Provide nothing beyond the count of lines that include the string "México".

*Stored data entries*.
────────────────────

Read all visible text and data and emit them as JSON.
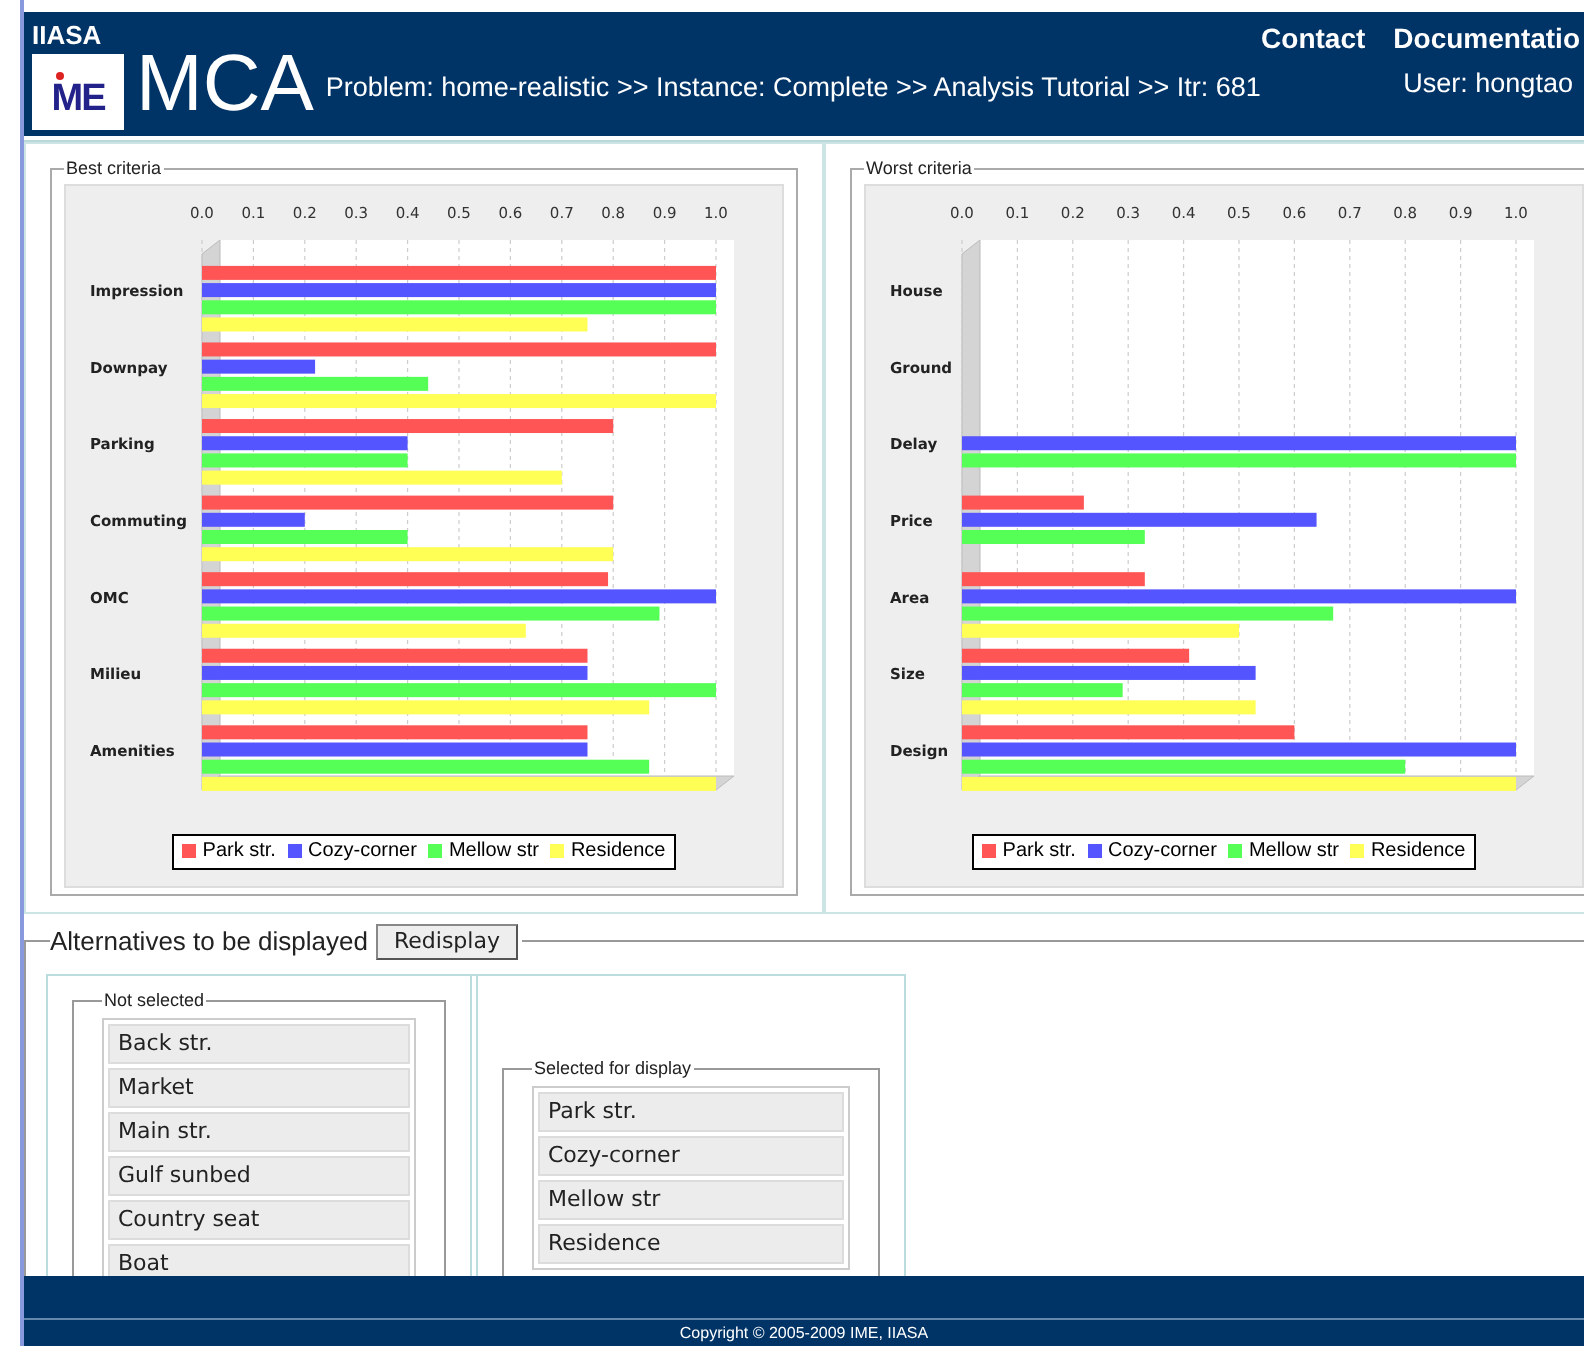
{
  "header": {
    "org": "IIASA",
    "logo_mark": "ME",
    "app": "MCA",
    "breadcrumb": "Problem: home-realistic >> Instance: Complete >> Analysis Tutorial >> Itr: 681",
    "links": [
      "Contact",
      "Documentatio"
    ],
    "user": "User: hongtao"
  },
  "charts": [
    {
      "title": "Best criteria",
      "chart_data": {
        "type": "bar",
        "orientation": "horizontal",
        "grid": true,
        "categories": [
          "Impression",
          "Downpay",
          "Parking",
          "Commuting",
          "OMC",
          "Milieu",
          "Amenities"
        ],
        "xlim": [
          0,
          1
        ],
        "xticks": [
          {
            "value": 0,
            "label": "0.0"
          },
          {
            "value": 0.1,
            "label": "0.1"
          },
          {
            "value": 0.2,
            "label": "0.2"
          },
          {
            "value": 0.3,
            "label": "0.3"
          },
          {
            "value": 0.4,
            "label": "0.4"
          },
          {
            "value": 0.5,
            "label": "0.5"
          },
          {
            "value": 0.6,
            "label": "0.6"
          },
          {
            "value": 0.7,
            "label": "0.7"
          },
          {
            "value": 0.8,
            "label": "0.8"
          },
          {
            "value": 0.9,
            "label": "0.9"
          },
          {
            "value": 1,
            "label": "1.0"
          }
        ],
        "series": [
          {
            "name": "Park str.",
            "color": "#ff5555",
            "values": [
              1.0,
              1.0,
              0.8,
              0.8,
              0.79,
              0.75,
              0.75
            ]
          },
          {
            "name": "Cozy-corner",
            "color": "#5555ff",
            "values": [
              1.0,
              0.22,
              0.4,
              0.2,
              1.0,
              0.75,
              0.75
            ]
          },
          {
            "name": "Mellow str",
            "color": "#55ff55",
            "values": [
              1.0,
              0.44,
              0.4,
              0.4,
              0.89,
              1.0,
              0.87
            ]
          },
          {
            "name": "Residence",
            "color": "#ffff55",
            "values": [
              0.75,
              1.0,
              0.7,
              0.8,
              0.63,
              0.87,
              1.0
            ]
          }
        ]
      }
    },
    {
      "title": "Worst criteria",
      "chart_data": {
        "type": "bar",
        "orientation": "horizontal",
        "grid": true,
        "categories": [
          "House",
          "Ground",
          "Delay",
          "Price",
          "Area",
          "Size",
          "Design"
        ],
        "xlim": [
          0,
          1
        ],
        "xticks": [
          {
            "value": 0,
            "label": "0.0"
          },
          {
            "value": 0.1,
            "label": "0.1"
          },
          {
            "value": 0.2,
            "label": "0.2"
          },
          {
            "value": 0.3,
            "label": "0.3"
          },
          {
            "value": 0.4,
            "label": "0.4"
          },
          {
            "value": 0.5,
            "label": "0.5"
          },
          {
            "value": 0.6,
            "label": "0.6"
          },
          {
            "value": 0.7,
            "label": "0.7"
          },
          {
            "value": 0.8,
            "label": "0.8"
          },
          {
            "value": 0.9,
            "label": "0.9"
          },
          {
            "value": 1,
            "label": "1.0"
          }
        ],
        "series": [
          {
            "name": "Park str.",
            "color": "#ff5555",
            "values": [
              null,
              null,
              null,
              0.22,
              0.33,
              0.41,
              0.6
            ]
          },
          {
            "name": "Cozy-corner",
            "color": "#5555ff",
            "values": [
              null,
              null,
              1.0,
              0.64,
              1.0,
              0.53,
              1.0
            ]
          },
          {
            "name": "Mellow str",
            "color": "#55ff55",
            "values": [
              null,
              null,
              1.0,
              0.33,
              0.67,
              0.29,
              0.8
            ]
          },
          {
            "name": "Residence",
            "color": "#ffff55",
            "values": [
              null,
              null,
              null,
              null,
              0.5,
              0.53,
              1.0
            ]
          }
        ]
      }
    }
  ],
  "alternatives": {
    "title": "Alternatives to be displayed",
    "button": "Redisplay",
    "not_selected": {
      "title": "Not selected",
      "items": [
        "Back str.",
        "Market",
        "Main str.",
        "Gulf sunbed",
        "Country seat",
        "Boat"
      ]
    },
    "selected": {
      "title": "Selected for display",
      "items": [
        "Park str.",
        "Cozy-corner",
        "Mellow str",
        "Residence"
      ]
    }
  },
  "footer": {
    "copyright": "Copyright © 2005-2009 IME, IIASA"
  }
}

────────────────────

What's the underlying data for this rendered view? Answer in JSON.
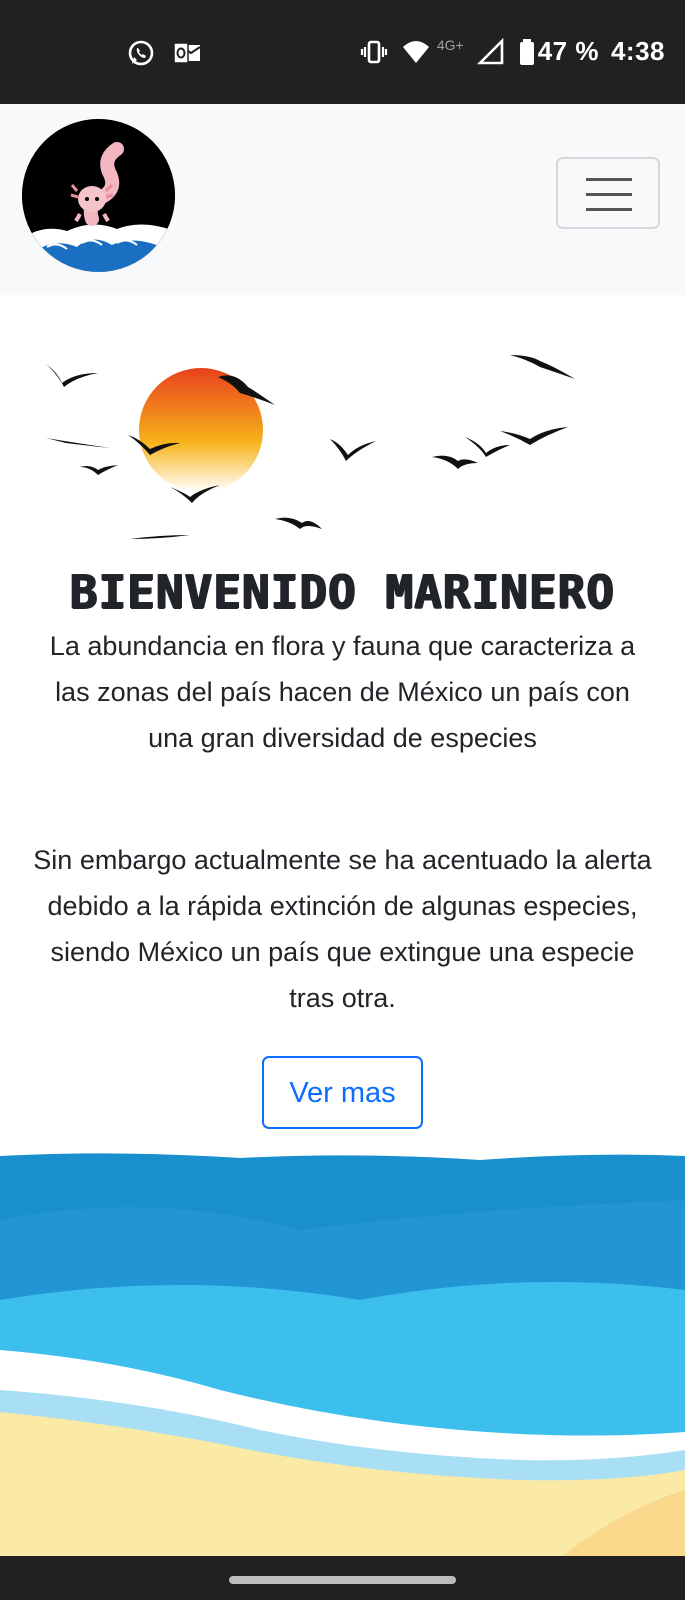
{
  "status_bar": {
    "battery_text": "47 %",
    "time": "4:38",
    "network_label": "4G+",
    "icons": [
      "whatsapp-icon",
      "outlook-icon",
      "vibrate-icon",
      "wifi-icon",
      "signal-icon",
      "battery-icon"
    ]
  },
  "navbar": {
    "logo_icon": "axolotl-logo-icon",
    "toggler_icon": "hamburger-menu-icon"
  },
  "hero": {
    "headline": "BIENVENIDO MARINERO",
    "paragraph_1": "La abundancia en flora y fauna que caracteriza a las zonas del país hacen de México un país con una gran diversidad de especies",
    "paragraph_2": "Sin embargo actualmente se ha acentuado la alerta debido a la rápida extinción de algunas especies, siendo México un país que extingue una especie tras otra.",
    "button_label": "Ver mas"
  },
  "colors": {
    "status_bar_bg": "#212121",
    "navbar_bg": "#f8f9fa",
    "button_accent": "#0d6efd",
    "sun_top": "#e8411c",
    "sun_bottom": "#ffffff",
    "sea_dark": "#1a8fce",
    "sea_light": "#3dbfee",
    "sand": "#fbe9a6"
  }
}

────────────────────

*Response to the task*. 2